** Prompt **
Copy down every line where the string "this" shows up.

** Records shown **

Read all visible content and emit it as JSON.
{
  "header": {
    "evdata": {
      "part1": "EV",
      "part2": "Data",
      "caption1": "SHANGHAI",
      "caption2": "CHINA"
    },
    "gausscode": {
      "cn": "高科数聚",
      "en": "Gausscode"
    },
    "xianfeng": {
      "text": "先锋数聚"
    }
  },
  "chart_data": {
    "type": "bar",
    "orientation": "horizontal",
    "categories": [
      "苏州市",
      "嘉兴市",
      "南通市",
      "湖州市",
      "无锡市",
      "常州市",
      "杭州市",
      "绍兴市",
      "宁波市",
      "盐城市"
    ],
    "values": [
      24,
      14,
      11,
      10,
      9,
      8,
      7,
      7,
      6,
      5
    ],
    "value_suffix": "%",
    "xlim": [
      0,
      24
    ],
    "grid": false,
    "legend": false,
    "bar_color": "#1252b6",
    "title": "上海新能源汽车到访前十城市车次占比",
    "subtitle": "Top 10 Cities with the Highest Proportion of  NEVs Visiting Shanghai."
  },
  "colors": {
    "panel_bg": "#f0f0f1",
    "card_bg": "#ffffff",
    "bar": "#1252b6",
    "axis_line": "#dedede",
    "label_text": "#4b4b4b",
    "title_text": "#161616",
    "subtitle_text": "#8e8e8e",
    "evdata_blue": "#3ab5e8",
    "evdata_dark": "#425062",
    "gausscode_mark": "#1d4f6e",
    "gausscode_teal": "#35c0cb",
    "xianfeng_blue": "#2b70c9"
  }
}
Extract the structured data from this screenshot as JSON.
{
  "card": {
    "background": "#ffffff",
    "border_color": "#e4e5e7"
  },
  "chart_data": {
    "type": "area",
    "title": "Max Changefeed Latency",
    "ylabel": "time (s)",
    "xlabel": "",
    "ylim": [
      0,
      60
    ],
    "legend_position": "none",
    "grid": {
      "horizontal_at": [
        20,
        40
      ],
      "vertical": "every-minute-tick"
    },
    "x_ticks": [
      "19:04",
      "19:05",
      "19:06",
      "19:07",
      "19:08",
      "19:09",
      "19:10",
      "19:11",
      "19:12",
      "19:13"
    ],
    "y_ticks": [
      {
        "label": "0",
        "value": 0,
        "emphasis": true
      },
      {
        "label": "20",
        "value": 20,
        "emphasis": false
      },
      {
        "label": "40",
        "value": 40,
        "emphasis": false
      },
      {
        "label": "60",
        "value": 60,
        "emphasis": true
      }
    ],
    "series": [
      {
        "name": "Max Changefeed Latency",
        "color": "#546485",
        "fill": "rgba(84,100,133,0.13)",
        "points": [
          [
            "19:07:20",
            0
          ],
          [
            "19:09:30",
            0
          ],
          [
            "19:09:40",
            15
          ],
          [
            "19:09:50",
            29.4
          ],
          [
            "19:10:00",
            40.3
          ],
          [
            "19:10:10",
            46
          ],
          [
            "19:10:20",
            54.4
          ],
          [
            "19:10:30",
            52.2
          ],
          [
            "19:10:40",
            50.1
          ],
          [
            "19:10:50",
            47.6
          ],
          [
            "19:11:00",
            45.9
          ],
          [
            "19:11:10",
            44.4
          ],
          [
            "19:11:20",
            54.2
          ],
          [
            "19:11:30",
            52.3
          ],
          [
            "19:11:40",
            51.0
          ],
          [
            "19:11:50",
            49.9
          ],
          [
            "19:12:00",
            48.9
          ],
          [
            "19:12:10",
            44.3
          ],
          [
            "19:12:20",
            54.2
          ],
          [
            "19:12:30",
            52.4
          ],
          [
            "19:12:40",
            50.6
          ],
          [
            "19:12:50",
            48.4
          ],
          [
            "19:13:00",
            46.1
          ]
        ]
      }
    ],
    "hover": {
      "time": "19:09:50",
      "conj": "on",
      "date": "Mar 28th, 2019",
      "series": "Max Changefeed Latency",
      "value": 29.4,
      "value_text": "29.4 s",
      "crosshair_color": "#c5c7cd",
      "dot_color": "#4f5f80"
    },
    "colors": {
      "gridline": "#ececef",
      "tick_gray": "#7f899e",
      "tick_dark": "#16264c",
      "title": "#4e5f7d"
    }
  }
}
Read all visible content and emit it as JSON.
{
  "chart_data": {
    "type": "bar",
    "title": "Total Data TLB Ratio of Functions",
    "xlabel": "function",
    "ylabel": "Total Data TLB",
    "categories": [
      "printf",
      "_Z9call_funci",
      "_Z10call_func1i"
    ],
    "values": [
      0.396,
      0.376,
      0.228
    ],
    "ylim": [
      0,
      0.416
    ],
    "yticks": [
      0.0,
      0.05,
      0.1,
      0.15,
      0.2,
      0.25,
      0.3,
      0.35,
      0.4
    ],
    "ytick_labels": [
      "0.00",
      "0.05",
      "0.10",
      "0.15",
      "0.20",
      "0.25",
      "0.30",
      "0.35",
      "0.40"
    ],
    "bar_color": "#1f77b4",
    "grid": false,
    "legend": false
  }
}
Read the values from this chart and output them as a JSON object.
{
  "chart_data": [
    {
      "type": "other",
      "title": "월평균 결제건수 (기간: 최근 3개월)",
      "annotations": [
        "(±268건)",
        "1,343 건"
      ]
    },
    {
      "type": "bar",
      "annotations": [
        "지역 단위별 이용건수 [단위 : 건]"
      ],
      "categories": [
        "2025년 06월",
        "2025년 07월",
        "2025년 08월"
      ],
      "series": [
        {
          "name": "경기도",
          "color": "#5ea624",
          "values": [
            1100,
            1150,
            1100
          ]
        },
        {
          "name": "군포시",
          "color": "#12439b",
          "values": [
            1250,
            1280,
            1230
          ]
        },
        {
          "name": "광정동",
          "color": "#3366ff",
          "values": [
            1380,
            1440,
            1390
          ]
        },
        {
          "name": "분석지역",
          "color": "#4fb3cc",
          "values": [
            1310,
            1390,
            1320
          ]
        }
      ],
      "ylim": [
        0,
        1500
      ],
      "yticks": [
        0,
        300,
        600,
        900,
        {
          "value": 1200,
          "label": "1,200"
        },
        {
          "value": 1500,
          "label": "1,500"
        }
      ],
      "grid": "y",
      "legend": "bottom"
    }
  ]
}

** Solved exercise **
Extract the structured data from this screenshot as JSON.
Read the values from this chart and output them as a JSON object.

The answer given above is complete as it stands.